What you should do: Transcribe every entry word for word. Skip the pictures.

Data in this exercise:
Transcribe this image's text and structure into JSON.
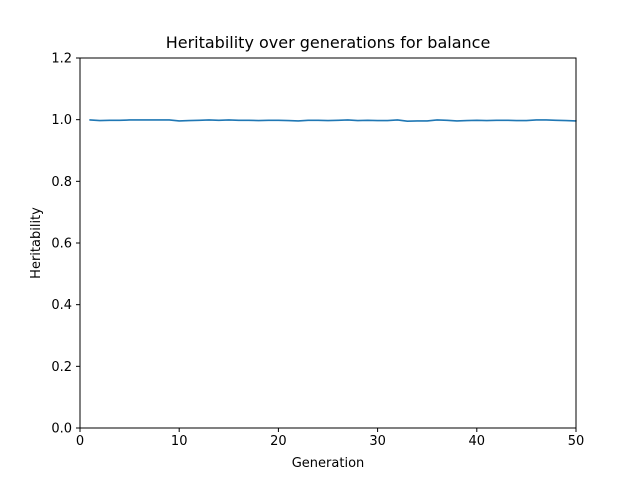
{
  "chart_data": {
    "type": "line",
    "title": "Heritability over generations for balance",
    "xlabel": "Generation",
    "ylabel": "Heritability",
    "xlim": [
      0,
      50
    ],
    "ylim": [
      0,
      1.2
    ],
    "xticks": [
      0,
      10,
      20,
      30,
      40,
      50
    ],
    "yticks": [
      0.0,
      0.2,
      0.4,
      0.6,
      0.8,
      1.0,
      1.2
    ],
    "xtick_labels": [
      "0",
      "10",
      "20",
      "30",
      "40",
      "50"
    ],
    "ytick_labels": [
      "0.0",
      "0.2",
      "0.4",
      "0.6",
      "0.8",
      "1.0",
      "1.2"
    ],
    "grid": false,
    "series": [
      {
        "color": "#1f77b4",
        "x": [
          1,
          2,
          3,
          4,
          5,
          6,
          7,
          8,
          9,
          10,
          11,
          12,
          13,
          14,
          15,
          16,
          17,
          18,
          19,
          20,
          21,
          22,
          23,
          24,
          25,
          26,
          27,
          28,
          29,
          30,
          31,
          32,
          33,
          34,
          35,
          36,
          37,
          38,
          39,
          40,
          41,
          42,
          43,
          44,
          45,
          46,
          47,
          48,
          49,
          50
        ],
        "y": [
          0.999,
          0.997,
          0.998,
          0.998,
          0.999,
          0.999,
          0.999,
          0.999,
          0.999,
          0.996,
          0.997,
          0.998,
          0.999,
          0.998,
          0.999,
          0.998,
          0.998,
          0.997,
          0.998,
          0.998,
          0.997,
          0.996,
          0.998,
          0.998,
          0.997,
          0.998,
          0.999,
          0.997,
          0.998,
          0.997,
          0.997,
          0.999,
          0.995,
          0.996,
          0.996,
          0.999,
          0.998,
          0.996,
          0.997,
          0.998,
          0.997,
          0.998,
          0.998,
          0.997,
          0.997,
          0.999,
          0.999,
          0.998,
          0.997,
          0.996
        ]
      }
    ]
  }
}
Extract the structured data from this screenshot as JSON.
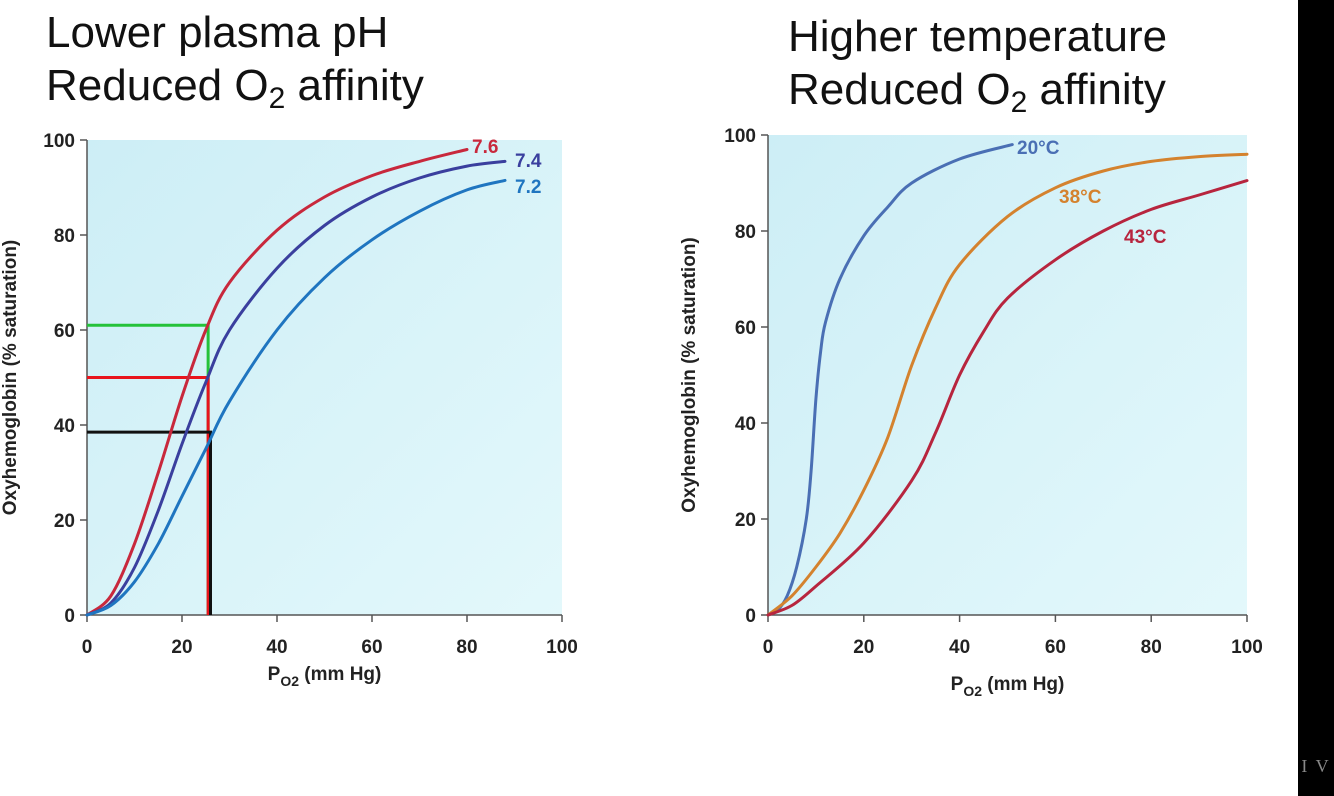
{
  "titles": {
    "left": {
      "line1": "Lower plasma pH",
      "line2_prefix": "Reduced O",
      "line2_sub": "2",
      "line2_suffix": " affinity"
    },
    "right": {
      "line1": "Higher temperature",
      "line2_prefix": "Reduced O",
      "line2_sub": "2",
      "line2_suffix": " affinity"
    }
  },
  "colors": {
    "plot_bg": "#d9f4f8",
    "axis": "#555555",
    "ph76": "#c8283c",
    "ph74": "#3a3f9e",
    "ph72": "#1f75c0",
    "t20": "#4a6fb4",
    "t38": "#d4822e",
    "t43": "#b7253e",
    "green_guide": "#25c23a",
    "red_guide": "#e8141c",
    "black_guide": "#111111"
  },
  "corner_mark": "I V",
  "chart_data": [
    {
      "type": "line",
      "id": "ph",
      "ylabel": "Oxyhemoglobin (% saturation)",
      "xlabel_prefix": "P",
      "xlabel_sub": "O2",
      "xlabel_suffix": " (mm Hg)",
      "xlim": [
        0,
        100
      ],
      "ylim": [
        0,
        100
      ],
      "xticks": [
        0,
        20,
        40,
        60,
        80,
        100
      ],
      "yticks": [
        0,
        20,
        40,
        60,
        80,
        100
      ],
      "series": [
        {
          "name": "7.6",
          "color": "#c8283c",
          "points": [
            [
              0,
              0
            ],
            [
              5,
              4
            ],
            [
              10,
              15
            ],
            [
              15,
              30
            ],
            [
              20,
              46
            ],
            [
              25,
              60
            ],
            [
              30,
              70
            ],
            [
              40,
              81
            ],
            [
              50,
              88
            ],
            [
              60,
              92.5
            ],
            [
              70,
              95.5
            ],
            [
              80,
              98
            ]
          ]
        },
        {
          "name": "7.4",
          "color": "#3a3f9e",
          "points": [
            [
              0,
              0
            ],
            [
              5,
              2.5
            ],
            [
              10,
              10
            ],
            [
              15,
              22
            ],
            [
              20,
              36
            ],
            [
              25,
              49
            ],
            [
              30,
              60
            ],
            [
              40,
              73
            ],
            [
              50,
              82
            ],
            [
              60,
              88
            ],
            [
              70,
              92
            ],
            [
              80,
              94.5
            ],
            [
              88,
              95.5
            ]
          ]
        },
        {
          "name": "7.2",
          "color": "#1f75c0",
          "points": [
            [
              0,
              0
            ],
            [
              5,
              2
            ],
            [
              10,
              7
            ],
            [
              15,
              15
            ],
            [
              20,
              25
            ],
            [
              25,
              35
            ],
            [
              30,
              45
            ],
            [
              40,
              60
            ],
            [
              50,
              71
            ],
            [
              60,
              79
            ],
            [
              70,
              85
            ],
            [
              80,
              89.5
            ],
            [
              88,
              91.5
            ]
          ]
        }
      ],
      "guides": [
        {
          "name": "green",
          "color": "#25c23a",
          "y": 61,
          "x": 25.5
        },
        {
          "name": "red",
          "color": "#e8141c",
          "y": 50,
          "x": 25.5
        },
        {
          "name": "black",
          "color": "#111111",
          "y": 38.5,
          "x": 26
        }
      ]
    },
    {
      "type": "line",
      "id": "temp",
      "ylabel": "Oxyhemoglobin (% saturation)",
      "xlabel_prefix": "P",
      "xlabel_sub": "O2",
      "xlabel_suffix": " (mm Hg)",
      "xlim": [
        0,
        100
      ],
      "ylim": [
        0,
        100
      ],
      "xticks": [
        0,
        20,
        40,
        60,
        80,
        100
      ],
      "yticks": [
        0,
        20,
        40,
        60,
        80,
        100
      ],
      "series": [
        {
          "name": "20°C",
          "color": "#4a6fb4",
          "points": [
            [
              0,
              0
            ],
            [
              2,
              1
            ],
            [
              4,
              4
            ],
            [
              6,
              10
            ],
            [
              8,
              20
            ],
            [
              9,
              30
            ],
            [
              10,
              45
            ],
            [
              11,
              55
            ],
            [
              12,
              61
            ],
            [
              15,
              70
            ],
            [
              20,
              79
            ],
            [
              25,
              85
            ],
            [
              30,
              90
            ],
            [
              40,
              95
            ],
            [
              51,
              98
            ]
          ]
        },
        {
          "name": "38°C",
          "color": "#d4822e",
          "points": [
            [
              0,
              0
            ],
            [
              5,
              4
            ],
            [
              10,
              10
            ],
            [
              15,
              17
            ],
            [
              20,
              26
            ],
            [
              25,
              37
            ],
            [
              30,
              52
            ],
            [
              35,
              64
            ],
            [
              40,
              73
            ],
            [
              50,
              83
            ],
            [
              60,
              89
            ],
            [
              70,
              92.5
            ],
            [
              80,
              94.5
            ],
            [
              90,
              95.5
            ],
            [
              100,
              96
            ]
          ]
        },
        {
          "name": "43°C",
          "color": "#b7253e",
          "points": [
            [
              0,
              0
            ],
            [
              5,
              2
            ],
            [
              10,
              6
            ],
            [
              20,
              15
            ],
            [
              30,
              28
            ],
            [
              35,
              38
            ],
            [
              40,
              50
            ],
            [
              45,
              59
            ],
            [
              50,
              66
            ],
            [
              60,
              74
            ],
            [
              70,
              80
            ],
            [
              80,
              84.5
            ],
            [
              90,
              87.5
            ],
            [
              100,
              90.5
            ]
          ]
        }
      ]
    }
  ]
}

Answer below:
Transcribe this image's text and structure into JSON.
{
  "chart_data": {
    "type": "line",
    "title": "Heritability over generations for balance",
    "xlabel": "Generation",
    "ylabel": "Heritability",
    "xlim": [
      0,
      50
    ],
    "ylim": [
      0,
      1.2
    ],
    "xticks": [
      0,
      10,
      20,
      30,
      40,
      50
    ],
    "yticks": [
      0.0,
      0.2,
      0.4,
      0.6,
      0.8,
      1.0,
      1.2
    ],
    "xtick_labels": [
      "0",
      "10",
      "20",
      "30",
      "40",
      "50"
    ],
    "ytick_labels": [
      "0.0",
      "0.2",
      "0.4",
      "0.6",
      "0.8",
      "1.0",
      "1.2"
    ],
    "grid": false,
    "series": [
      {
        "color": "#1f77b4",
        "x": [
          1,
          2,
          3,
          4,
          5,
          6,
          7,
          8,
          9,
          10,
          11,
          12,
          13,
          14,
          15,
          16,
          17,
          18,
          19,
          20,
          21,
          22,
          23,
          24,
          25,
          26,
          27,
          28,
          29,
          30,
          31,
          32,
          33,
          34,
          35,
          36,
          37,
          38,
          39,
          40,
          41,
          42,
          43,
          44,
          45,
          46,
          47,
          48,
          49,
          50
        ],
        "y": [
          0.999,
          0.997,
          0.998,
          0.998,
          0.999,
          0.999,
          0.999,
          0.999,
          0.999,
          0.996,
          0.997,
          0.998,
          0.999,
          0.998,
          0.999,
          0.998,
          0.998,
          0.997,
          0.998,
          0.998,
          0.997,
          0.996,
          0.998,
          0.998,
          0.997,
          0.998,
          0.999,
          0.997,
          0.998,
          0.997,
          0.997,
          0.999,
          0.995,
          0.996,
          0.996,
          0.999,
          0.998,
          0.996,
          0.997,
          0.998,
          0.997,
          0.998,
          0.998,
          0.997,
          0.997,
          0.999,
          0.999,
          0.998,
          0.997,
          0.996
        ]
      }
    ]
  }
}
Extract the structured data from this screenshot as JSON.
{
  "titles": {
    "left": {
      "line1": "Lower plasma pH",
      "line2_prefix": "Reduced O",
      "line2_sub": "2",
      "line2_suffix": " affinity"
    },
    "right": {
      "line1": "Higher temperature",
      "line2_prefix": "Reduced O",
      "line2_sub": "2",
      "line2_suffix": " affinity"
    }
  },
  "colors": {
    "plot_bg": "#d9f4f8",
    "axis": "#555555",
    "ph76": "#c8283c",
    "ph74": "#3a3f9e",
    "ph72": "#1f75c0",
    "t20": "#4a6fb4",
    "t38": "#d4822e",
    "t43": "#b7253e",
    "green_guide": "#25c23a",
    "red_guide": "#e8141c",
    "black_guide": "#111111"
  },
  "corner_mark": "I V",
  "chart_data": [
    {
      "type": "line",
      "id": "ph",
      "ylabel": "Oxyhemoglobin (% saturation)",
      "xlabel_prefix": "P",
      "xlabel_sub": "O2",
      "xlabel_suffix": " (mm Hg)",
      "xlim": [
        0,
        100
      ],
      "ylim": [
        0,
        100
      ],
      "xticks": [
        0,
        20,
        40,
        60,
        80,
        100
      ],
      "yticks": [
        0,
        20,
        40,
        60,
        80,
        100
      ],
      "series": [
        {
          "name": "7.6",
          "color": "#c8283c",
          "points": [
            [
              0,
              0
            ],
            [
              5,
              4
            ],
            [
              10,
              15
            ],
            [
              15,
              30
            ],
            [
              20,
              46
            ],
            [
              25,
              60
            ],
            [
              30,
              70
            ],
            [
              40,
              81
            ],
            [
              50,
              88
            ],
            [
              60,
              92.5
            ],
            [
              70,
              95.5
            ],
            [
              80,
              98
            ]
          ]
        },
        {
          "name": "7.4",
          "color": "#3a3f9e",
          "points": [
            [
              0,
              0
            ],
            [
              5,
              2.5
            ],
            [
              10,
              10
            ],
            [
              15,
              22
            ],
            [
              20,
              36
            ],
            [
              25,
              49
            ],
            [
              30,
              60
            ],
            [
              40,
              73
            ],
            [
              50,
              82
            ],
            [
              60,
              88
            ],
            [
              70,
              92
            ],
            [
              80,
              94.5
            ],
            [
              88,
              95.5
            ]
          ]
        },
        {
          "name": "7.2",
          "color": "#1f75c0",
          "points": [
            [
              0,
              0
            ],
            [
              5,
              2
            ],
            [
              10,
              7
            ],
            [
              15,
              15
            ],
            [
              20,
              25
            ],
            [
              25,
              35
            ],
            [
              30,
              45
            ],
            [
              40,
              60
            ],
            [
              50,
              71
            ],
            [
              60,
              79
            ],
            [
              70,
              85
            ],
            [
              80,
              89.5
            ],
            [
              88,
              91.5
            ]
          ]
        }
      ],
      "guides": [
        {
          "name": "green",
          "color": "#25c23a",
          "y": 61,
          "x": 25.5
        },
        {
          "name": "red",
          "color": "#e8141c",
          "y": 50,
          "x": 25.5
        },
        {
          "name": "black",
          "color": "#111111",
          "y": 38.5,
          "x": 26
        }
      ]
    },
    {
      "type": "line",
      "id": "temp",
      "ylabel": "Oxyhemoglobin (% saturation)",
      "xlabel_prefix": "P",
      "xlabel_sub": "O2",
      "xlabel_suffix": " (mm Hg)",
      "xlim": [
        0,
        100
      ],
      "ylim": [
        0,
        100
      ],
      "xticks": [
        0,
        20,
        40,
        60,
        80,
        100
      ],
      "yticks": [
        0,
        20,
        40,
        60,
        80,
        100
      ],
      "series": [
        {
          "name": "20°C",
          "color": "#4a6fb4",
          "points": [
            [
              0,
              0
            ],
            [
              2,
              1
            ],
            [
              4,
              4
            ],
            [
              6,
              10
            ],
            [
              8,
              20
            ],
            [
              9,
              30
            ],
            [
              10,
              45
            ],
            [
              11,
              55
            ],
            [
              12,
              61
            ],
            [
              15,
              70
            ],
            [
              20,
              79
            ],
            [
              25,
              85
            ],
            [
              30,
              90
            ],
            [
              40,
              95
            ],
            [
              51,
              98
            ]
          ]
        },
        {
          "name": "38°C",
          "color": "#d4822e",
          "points": [
            [
              0,
              0
            ],
            [
              5,
              4
            ],
            [
              10,
              10
            ],
            [
              15,
              17
            ],
            [
              20,
              26
            ],
            [
              25,
              37
            ],
            [
              30,
              52
            ],
            [
              35,
              64
            ],
            [
              40,
              73
            ],
            [
              50,
              83
            ],
            [
              60,
              89
            ],
            [
              70,
              92.5
            ],
            [
              80,
              94.5
            ],
            [
              90,
              95.5
            ],
            [
              100,
              96
            ]
          ]
        },
        {
          "name": "43°C",
          "color": "#b7253e",
          "points": [
            [
              0,
              0
            ],
            [
              5,
              2
            ],
            [
              10,
              6
            ],
            [
              20,
              15
            ],
            [
              30,
              28
            ],
            [
              35,
              38
            ],
            [
              40,
              50
            ],
            [
              45,
              59
            ],
            [
              50,
              66
            ],
            [
              60,
              74
            ],
            [
              70,
              80
            ],
            [
              80,
              84.5
            ],
            [
              90,
              87.5
            ],
            [
              100,
              90.5
            ]
          ]
        }
      ]
    }
  ]
}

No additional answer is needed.